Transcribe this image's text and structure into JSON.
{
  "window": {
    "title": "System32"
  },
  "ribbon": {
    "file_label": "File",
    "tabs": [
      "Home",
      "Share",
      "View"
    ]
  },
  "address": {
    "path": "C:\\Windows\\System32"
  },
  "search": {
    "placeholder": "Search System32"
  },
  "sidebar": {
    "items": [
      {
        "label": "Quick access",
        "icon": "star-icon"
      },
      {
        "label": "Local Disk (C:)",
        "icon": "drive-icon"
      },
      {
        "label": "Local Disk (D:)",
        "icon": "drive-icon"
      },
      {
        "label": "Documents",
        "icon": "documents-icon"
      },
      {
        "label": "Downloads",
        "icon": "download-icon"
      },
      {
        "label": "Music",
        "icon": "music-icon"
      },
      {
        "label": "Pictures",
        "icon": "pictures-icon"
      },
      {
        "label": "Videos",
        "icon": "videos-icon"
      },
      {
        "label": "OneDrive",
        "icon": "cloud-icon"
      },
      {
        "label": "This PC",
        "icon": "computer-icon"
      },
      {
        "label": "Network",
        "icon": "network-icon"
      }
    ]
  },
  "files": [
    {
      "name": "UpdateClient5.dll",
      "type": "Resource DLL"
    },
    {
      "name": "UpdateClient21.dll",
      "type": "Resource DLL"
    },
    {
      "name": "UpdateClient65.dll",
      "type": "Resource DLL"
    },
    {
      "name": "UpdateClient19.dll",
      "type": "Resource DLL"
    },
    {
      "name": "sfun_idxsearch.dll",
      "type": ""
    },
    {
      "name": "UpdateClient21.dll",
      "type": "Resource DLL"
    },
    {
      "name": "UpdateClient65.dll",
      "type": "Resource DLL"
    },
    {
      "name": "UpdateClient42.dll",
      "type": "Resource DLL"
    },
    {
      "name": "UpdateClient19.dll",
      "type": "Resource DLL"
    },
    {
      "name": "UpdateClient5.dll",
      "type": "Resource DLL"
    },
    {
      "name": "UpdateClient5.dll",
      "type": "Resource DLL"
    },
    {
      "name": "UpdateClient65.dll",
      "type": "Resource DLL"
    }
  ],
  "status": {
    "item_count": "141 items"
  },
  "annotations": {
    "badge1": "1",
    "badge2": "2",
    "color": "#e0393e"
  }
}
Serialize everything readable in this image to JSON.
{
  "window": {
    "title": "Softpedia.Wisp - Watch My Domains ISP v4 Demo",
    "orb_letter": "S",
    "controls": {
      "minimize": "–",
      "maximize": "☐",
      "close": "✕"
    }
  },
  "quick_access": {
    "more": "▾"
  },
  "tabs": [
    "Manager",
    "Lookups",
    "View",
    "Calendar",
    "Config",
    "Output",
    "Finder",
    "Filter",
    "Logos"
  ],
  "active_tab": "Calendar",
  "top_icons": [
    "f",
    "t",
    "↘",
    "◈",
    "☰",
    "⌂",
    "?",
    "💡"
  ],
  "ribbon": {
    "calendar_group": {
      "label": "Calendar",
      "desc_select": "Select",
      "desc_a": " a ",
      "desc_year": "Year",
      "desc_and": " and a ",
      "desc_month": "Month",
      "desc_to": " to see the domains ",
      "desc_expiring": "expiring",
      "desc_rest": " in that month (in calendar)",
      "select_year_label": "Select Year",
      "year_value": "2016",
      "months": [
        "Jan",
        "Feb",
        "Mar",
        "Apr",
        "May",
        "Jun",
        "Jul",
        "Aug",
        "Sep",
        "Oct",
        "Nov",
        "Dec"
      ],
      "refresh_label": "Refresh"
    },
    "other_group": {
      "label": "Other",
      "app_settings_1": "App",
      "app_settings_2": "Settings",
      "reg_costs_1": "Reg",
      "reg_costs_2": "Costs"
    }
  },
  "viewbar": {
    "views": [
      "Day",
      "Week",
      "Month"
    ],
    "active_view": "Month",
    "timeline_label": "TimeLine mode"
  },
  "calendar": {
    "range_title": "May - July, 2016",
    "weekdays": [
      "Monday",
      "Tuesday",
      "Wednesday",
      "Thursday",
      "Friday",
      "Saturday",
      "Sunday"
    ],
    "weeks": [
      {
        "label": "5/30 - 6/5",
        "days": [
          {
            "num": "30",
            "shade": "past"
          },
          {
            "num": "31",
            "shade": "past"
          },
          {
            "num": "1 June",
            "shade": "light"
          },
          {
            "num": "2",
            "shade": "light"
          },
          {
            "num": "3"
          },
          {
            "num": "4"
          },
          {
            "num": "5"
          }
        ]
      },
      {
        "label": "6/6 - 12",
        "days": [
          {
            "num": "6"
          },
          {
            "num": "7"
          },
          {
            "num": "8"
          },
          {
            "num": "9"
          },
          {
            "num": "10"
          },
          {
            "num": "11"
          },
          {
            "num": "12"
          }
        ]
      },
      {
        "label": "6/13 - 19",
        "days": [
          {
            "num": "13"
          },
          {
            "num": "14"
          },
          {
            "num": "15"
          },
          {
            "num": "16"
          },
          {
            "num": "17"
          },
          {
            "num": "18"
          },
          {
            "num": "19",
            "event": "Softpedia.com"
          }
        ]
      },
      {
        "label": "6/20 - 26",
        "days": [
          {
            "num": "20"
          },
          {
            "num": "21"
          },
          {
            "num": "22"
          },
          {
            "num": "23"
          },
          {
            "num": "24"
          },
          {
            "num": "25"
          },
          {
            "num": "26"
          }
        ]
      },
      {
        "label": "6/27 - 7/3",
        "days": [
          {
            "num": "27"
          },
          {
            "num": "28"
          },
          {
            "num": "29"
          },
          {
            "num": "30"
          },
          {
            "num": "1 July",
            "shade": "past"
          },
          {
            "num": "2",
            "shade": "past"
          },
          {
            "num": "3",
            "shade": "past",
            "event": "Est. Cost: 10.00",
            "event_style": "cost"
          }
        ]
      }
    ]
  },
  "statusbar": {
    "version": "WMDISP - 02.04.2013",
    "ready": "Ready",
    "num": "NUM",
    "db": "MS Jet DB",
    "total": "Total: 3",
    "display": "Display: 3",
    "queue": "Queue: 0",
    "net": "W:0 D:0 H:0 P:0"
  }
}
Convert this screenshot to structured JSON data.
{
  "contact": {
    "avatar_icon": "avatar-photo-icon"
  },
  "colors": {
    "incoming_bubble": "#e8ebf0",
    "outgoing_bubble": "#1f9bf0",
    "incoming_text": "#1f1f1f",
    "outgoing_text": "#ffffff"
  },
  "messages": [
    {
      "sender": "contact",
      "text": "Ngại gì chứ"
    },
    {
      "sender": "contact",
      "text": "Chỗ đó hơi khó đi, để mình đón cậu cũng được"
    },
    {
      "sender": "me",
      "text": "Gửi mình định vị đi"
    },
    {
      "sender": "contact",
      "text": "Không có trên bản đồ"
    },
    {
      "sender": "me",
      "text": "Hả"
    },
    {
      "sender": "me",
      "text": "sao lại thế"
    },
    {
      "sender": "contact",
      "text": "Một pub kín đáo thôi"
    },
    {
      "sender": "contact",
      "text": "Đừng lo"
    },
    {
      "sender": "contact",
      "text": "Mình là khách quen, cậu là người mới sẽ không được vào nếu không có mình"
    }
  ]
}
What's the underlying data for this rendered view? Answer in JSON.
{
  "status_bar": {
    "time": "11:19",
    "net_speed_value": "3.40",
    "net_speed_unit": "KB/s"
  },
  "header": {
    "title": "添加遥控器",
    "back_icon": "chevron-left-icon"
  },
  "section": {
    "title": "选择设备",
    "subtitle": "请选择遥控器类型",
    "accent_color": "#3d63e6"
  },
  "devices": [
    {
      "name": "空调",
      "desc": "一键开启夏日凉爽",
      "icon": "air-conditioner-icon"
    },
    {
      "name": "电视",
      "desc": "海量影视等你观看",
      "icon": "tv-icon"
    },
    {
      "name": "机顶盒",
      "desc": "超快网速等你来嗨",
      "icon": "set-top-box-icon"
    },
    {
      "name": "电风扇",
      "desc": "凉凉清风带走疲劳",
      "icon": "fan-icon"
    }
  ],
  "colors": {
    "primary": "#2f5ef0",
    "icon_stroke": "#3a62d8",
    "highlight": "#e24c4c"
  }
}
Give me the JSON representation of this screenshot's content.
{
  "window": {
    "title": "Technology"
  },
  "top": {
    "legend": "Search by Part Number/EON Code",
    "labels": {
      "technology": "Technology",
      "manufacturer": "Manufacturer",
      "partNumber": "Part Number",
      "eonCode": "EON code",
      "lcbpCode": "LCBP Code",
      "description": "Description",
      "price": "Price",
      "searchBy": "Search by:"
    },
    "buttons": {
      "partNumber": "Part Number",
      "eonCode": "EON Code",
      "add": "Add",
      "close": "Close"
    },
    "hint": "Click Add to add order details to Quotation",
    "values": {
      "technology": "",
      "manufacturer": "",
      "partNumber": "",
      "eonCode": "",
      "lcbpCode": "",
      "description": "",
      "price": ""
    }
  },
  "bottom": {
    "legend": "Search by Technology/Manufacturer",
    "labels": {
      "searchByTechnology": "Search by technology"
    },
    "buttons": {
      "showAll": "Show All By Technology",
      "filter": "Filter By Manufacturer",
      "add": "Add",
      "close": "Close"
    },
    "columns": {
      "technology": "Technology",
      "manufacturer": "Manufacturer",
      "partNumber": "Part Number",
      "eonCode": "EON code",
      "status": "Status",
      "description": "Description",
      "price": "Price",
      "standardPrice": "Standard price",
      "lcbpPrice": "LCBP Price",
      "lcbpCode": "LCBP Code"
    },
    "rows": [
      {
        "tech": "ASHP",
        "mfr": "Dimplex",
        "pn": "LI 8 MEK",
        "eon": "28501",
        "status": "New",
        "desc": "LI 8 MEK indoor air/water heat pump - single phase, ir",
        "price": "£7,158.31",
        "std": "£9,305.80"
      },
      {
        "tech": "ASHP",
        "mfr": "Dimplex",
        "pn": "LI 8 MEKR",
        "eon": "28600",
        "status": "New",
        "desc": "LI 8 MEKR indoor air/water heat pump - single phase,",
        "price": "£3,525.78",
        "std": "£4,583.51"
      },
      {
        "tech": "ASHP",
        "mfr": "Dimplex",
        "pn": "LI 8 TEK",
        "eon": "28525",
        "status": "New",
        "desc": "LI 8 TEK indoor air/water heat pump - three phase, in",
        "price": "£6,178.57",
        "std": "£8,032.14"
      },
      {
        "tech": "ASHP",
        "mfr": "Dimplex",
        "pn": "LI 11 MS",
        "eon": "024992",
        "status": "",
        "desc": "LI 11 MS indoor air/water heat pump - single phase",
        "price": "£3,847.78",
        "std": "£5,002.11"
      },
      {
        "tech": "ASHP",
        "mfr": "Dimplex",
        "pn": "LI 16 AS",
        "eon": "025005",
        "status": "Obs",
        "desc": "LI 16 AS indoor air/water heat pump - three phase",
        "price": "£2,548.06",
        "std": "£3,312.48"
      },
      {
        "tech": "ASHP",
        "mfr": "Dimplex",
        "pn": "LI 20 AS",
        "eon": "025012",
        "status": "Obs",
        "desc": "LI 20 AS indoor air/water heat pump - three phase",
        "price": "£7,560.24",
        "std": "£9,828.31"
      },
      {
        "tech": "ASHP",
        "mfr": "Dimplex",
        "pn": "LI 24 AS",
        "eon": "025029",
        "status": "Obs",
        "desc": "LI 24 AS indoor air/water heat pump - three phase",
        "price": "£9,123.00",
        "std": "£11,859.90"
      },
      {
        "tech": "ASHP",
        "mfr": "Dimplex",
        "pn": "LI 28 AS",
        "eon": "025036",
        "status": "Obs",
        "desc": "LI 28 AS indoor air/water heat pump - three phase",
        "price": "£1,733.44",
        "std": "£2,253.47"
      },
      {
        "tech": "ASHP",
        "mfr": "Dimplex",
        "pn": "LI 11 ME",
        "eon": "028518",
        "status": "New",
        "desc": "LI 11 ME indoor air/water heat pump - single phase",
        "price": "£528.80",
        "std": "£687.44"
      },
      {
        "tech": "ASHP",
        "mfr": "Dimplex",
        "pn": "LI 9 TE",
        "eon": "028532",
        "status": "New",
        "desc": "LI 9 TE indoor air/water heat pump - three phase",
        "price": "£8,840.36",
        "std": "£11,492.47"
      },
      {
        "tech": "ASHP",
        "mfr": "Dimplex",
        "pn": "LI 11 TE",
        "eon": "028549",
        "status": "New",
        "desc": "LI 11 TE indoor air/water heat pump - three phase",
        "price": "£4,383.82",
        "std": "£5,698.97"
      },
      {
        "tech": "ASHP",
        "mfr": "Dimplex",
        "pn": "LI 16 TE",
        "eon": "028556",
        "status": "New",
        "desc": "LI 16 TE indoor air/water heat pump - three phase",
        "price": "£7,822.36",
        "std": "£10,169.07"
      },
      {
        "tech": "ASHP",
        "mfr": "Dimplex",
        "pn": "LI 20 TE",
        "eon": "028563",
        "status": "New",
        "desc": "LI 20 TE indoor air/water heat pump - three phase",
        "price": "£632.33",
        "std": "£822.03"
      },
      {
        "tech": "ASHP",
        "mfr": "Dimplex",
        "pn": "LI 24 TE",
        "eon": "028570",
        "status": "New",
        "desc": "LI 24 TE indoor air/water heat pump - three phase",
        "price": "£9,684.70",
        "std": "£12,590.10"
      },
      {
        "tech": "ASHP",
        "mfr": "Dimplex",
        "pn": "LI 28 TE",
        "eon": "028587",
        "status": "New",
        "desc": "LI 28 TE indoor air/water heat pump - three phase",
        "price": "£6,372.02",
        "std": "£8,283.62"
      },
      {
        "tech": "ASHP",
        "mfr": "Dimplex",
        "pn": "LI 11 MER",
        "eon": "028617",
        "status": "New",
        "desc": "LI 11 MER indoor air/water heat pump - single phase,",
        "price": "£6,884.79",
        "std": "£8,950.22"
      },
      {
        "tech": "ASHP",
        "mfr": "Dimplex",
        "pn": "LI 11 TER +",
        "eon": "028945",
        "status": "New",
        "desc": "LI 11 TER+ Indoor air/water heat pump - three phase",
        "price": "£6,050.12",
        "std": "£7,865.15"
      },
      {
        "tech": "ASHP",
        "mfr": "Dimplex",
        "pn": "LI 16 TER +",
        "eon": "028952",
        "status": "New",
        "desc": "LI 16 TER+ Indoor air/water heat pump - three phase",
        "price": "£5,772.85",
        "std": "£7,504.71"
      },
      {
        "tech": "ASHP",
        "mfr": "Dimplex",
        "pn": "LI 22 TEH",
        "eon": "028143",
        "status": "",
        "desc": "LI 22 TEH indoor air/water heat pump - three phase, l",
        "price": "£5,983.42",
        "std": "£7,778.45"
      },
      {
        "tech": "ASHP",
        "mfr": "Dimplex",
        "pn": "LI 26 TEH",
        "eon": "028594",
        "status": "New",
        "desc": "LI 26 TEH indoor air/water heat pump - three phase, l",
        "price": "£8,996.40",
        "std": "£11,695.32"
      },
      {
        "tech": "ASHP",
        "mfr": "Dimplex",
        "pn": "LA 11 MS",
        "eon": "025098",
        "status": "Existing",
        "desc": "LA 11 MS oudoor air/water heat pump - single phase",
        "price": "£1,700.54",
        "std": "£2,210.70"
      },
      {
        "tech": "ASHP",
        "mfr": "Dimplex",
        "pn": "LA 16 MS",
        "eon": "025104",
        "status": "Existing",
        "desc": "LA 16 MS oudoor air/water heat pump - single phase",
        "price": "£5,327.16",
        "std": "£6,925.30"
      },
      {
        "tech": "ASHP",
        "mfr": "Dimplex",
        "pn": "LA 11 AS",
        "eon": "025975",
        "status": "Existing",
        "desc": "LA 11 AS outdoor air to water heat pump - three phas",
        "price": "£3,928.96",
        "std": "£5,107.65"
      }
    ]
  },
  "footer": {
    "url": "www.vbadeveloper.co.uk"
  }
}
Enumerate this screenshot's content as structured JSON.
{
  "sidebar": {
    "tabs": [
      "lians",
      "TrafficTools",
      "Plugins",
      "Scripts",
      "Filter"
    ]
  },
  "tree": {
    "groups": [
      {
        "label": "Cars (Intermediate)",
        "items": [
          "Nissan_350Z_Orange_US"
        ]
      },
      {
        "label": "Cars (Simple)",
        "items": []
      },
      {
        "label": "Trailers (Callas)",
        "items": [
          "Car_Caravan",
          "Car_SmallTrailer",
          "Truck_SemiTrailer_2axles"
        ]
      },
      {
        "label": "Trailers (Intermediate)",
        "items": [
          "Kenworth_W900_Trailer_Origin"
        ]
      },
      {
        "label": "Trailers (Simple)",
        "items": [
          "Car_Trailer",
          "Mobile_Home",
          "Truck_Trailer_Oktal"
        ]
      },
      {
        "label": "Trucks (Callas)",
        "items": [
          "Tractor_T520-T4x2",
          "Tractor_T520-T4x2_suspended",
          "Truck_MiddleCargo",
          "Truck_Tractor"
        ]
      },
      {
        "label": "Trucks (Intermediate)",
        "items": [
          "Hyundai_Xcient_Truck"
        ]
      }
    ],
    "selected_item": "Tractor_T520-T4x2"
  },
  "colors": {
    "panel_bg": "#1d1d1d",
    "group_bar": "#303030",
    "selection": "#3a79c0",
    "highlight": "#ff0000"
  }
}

DIRECTIVE: Pull out each line holding the string "Callas".

EXERCISE RESPONSE:
        "label": "Trailers (Callas)",
        "label": "Trucks (Callas)",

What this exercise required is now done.